▸ GOAL
Track down the lines that contain "véhicules" and copy them.

▸ INPUT MATERIAL

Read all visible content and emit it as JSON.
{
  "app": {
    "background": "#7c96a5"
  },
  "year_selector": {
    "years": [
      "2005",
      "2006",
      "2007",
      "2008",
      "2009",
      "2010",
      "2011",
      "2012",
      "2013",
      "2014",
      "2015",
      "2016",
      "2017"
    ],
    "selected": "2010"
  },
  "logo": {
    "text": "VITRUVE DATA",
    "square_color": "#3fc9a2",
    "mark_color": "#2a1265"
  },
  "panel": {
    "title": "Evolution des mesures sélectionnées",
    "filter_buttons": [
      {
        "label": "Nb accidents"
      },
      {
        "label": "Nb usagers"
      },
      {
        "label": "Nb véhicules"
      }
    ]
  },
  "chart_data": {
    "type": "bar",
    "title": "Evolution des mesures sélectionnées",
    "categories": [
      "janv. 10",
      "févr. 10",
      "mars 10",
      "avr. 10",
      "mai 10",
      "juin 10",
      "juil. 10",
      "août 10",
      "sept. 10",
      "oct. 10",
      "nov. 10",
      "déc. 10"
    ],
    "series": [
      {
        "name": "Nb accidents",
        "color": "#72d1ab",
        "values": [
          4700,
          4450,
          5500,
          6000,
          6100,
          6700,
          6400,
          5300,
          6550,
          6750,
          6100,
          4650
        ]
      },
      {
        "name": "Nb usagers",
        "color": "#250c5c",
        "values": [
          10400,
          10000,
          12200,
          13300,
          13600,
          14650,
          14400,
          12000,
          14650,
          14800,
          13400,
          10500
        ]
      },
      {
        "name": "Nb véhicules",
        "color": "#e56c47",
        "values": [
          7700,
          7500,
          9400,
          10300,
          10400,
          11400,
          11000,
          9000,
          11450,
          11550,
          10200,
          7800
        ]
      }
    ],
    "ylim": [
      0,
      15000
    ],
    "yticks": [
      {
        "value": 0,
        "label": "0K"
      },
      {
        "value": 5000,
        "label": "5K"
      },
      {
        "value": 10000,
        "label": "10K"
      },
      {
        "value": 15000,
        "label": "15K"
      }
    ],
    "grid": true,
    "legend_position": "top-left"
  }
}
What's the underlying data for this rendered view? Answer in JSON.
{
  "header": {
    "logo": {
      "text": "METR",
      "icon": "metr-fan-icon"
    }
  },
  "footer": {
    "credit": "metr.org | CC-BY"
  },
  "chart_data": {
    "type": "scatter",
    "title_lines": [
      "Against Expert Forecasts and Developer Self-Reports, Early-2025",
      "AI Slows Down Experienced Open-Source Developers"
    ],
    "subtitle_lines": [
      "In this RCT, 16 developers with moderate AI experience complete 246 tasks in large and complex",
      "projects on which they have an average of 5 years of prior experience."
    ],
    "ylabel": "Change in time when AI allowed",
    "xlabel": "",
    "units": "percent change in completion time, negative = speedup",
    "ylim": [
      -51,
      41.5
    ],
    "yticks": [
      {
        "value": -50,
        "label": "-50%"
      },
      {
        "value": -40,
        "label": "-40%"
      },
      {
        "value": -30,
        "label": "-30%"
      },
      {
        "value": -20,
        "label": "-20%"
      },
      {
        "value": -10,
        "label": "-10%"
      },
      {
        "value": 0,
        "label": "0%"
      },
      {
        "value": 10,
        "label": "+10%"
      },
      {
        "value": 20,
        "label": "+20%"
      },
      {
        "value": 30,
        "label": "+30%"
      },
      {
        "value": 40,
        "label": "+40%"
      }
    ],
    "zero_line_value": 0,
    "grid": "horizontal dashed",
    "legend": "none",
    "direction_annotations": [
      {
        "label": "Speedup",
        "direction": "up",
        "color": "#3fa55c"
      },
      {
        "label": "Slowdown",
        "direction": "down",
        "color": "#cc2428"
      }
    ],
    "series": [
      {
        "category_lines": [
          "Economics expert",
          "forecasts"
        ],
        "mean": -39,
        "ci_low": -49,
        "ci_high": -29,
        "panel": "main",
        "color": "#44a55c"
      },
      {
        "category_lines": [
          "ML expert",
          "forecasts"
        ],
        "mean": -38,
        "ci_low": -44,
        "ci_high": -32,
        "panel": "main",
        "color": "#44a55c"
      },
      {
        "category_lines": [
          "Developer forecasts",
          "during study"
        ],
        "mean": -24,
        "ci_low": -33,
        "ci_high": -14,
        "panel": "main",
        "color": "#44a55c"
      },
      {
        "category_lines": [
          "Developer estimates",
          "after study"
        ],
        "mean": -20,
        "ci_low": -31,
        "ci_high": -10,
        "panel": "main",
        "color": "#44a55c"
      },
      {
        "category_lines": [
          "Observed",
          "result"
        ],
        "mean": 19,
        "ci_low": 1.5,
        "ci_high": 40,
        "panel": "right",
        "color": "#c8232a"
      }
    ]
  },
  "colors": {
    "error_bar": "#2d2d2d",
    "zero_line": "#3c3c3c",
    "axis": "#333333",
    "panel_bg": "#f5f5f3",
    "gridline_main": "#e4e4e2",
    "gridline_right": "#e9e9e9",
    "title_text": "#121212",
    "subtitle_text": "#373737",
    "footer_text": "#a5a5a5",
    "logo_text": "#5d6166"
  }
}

▸ PROBLEM SOLUTION
        "label": "Nb véhicules"
        "name": "Nb véhicules",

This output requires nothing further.